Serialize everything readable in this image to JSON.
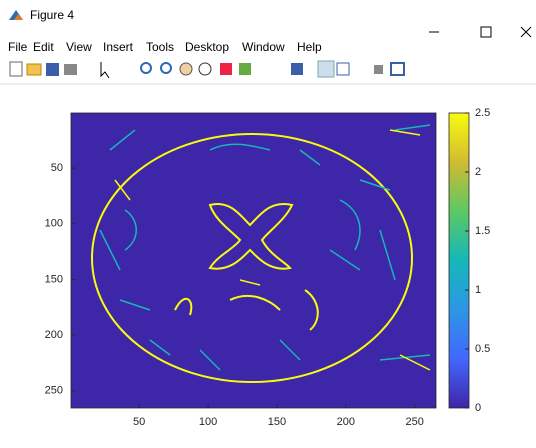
{
  "window": {
    "title": "Figure 4",
    "menu": [
      "File",
      "Edit",
      "View",
      "Insert",
      "Tools",
      "Desktop",
      "Window",
      "Help"
    ]
  },
  "chart_data": {
    "type": "image",
    "xlim": [
      0.5,
      265.5
    ],
    "ylim": [
      0.5,
      265.5
    ],
    "xticks": [
      50,
      100,
      150,
      200,
      250
    ],
    "yticks": [
      50,
      100,
      150,
      200,
      250
    ],
    "colorbar": {
      "clim": [
        0,
        2.5
      ],
      "ticks": [
        0,
        0.5,
        1,
        1.5,
        2,
        2.5
      ],
      "colors": [
        "#3e26a8",
        "#4367fd",
        "#2d96e5",
        "#16b7ba",
        "#5cc863",
        "#d1bb32",
        "#f9fb0e"
      ]
    }
  }
}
--------------------
▶ SET PROBLEM:
Print the listing above in full, exactly as written. Omit any pictures.

▶ WORKED ANSWER:
Serialize everything readable in this image to JSON.
{
  "window": {
    "title": "Figure 4",
    "menu": [
      "File",
      "Edit",
      "View",
      "Insert",
      "Tools",
      "Desktop",
      "Window",
      "Help"
    ]
  },
  "chart_data": {
    "type": "image",
    "xlim": [
      0.5,
      265.5
    ],
    "ylim": [
      0.5,
      265.5
    ],
    "xticks": [
      50,
      100,
      150,
      200,
      250
    ],
    "yticks": [
      50,
      100,
      150,
      200,
      250
    ],
    "colorbar": {
      "clim": [
        0,
        2.5
      ],
      "ticks": [
        0,
        0.5,
        1,
        1.5,
        2,
        2.5
      ],
      "colors": [
        "#3e26a8",
        "#4367fd",
        "#2d96e5",
        "#16b7ba",
        "#5cc863",
        "#d1bb32",
        "#f9fb0e"
      ]
    }
  }
}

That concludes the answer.